Using the records that follow, copy every line containing the word "physical".

[Stored data]
** START **
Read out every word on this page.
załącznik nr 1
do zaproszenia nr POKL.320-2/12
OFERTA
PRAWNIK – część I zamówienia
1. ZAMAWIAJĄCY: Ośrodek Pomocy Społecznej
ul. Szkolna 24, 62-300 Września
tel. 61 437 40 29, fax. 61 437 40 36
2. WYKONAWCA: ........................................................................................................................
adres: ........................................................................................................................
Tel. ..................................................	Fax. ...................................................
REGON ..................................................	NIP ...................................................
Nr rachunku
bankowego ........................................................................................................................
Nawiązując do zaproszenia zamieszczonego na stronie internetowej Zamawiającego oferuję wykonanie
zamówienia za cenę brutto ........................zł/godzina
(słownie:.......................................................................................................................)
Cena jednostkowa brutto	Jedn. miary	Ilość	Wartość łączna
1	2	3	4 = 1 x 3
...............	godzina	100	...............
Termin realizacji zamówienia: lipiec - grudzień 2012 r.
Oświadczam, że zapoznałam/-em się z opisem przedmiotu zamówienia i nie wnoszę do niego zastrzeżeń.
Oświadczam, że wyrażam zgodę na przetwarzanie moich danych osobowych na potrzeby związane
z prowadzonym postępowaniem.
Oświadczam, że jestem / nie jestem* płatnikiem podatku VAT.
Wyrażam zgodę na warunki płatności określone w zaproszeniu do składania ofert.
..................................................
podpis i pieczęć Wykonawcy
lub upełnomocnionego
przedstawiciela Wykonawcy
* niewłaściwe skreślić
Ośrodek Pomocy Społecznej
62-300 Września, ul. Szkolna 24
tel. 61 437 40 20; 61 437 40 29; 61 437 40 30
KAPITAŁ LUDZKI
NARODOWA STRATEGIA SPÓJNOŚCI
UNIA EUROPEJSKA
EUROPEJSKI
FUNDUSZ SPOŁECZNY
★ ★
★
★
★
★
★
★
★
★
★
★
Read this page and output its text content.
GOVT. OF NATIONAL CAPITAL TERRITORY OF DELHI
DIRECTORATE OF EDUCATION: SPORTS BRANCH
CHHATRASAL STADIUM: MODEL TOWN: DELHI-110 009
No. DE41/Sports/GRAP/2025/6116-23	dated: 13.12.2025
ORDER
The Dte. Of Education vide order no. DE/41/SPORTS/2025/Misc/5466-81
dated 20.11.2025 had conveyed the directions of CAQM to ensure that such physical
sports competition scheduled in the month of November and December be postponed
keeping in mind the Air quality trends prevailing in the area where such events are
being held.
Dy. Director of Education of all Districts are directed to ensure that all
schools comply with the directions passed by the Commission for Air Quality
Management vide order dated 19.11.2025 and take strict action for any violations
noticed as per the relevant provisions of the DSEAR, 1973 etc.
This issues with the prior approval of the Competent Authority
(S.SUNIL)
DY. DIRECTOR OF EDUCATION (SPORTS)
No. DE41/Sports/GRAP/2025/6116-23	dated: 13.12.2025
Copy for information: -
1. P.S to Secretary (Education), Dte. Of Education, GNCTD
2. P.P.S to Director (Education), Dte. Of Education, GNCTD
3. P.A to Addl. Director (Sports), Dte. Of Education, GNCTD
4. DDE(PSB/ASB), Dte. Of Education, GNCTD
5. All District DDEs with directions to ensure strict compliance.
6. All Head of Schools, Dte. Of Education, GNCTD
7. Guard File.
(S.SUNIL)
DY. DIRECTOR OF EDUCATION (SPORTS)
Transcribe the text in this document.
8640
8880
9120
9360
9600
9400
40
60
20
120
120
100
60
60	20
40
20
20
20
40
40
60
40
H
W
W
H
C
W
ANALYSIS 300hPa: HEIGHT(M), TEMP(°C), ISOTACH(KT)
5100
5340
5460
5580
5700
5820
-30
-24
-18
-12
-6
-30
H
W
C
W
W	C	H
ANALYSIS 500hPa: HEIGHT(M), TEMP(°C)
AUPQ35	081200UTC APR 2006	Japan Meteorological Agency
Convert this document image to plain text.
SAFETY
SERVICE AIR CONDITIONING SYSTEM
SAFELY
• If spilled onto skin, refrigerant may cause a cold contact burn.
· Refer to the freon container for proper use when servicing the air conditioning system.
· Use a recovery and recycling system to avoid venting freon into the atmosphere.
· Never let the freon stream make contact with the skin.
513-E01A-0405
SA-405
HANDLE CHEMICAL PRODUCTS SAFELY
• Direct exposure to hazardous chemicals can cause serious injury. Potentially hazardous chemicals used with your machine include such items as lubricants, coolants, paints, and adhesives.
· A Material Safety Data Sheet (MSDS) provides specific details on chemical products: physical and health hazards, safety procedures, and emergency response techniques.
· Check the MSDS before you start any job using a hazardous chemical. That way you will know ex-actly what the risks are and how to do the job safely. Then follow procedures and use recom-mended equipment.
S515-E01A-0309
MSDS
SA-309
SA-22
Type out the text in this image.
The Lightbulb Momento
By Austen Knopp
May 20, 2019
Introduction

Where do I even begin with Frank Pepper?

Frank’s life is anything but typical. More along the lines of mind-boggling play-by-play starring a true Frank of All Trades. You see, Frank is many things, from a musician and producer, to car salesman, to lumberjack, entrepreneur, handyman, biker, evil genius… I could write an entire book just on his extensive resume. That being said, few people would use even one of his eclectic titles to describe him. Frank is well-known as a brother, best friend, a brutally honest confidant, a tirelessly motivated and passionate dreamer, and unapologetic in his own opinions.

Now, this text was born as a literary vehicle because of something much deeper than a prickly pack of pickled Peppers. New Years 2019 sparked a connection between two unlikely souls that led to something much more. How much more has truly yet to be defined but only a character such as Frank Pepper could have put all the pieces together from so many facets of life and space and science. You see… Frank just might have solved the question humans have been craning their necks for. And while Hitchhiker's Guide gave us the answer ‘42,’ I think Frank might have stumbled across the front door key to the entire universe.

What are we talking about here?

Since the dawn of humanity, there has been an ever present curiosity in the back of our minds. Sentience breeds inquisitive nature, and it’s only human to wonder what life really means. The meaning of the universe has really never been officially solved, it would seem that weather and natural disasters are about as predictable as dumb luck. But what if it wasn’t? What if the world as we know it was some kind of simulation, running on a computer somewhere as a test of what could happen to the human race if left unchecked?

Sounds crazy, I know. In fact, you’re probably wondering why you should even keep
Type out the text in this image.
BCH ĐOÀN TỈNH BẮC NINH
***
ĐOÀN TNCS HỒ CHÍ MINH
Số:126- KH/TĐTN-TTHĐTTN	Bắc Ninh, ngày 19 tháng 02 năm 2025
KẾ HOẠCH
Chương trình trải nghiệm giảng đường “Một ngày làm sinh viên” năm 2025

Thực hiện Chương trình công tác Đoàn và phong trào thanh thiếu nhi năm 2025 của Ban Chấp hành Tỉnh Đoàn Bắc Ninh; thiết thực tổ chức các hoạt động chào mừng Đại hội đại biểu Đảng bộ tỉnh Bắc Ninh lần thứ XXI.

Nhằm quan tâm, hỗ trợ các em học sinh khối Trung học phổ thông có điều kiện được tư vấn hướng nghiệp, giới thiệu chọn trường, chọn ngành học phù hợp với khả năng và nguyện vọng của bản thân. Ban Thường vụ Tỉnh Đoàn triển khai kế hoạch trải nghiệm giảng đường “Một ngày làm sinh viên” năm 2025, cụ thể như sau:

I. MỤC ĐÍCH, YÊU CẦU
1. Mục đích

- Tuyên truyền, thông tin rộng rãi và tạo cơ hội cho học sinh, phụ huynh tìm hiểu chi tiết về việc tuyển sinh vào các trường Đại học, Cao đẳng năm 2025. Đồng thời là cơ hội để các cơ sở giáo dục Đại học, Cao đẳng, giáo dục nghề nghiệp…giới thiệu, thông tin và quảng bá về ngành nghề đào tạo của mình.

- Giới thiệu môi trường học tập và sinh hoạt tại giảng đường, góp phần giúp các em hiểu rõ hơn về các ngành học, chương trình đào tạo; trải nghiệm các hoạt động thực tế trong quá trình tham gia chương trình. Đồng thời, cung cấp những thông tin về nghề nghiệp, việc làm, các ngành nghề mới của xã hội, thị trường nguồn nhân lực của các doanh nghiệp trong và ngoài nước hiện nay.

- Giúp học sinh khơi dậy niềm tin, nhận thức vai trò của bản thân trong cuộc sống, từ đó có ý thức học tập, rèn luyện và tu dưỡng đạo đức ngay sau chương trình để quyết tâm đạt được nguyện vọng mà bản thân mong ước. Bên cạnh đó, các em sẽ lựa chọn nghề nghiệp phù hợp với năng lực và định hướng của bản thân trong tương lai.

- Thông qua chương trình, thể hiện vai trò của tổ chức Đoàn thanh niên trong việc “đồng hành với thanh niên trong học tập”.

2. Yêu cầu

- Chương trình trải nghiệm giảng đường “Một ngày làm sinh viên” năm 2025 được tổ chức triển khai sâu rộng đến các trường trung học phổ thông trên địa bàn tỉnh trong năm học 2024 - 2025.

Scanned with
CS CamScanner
** END **
▶ **Output for this exercise**:
dated 20.11.2025 had conveyed the directions of CAQM to ensure that such physical
· A Material Safety Data Sheet (MSDS) provides specific details on chemical products: physical and health hazards, safety procedures, and emergency response techniques.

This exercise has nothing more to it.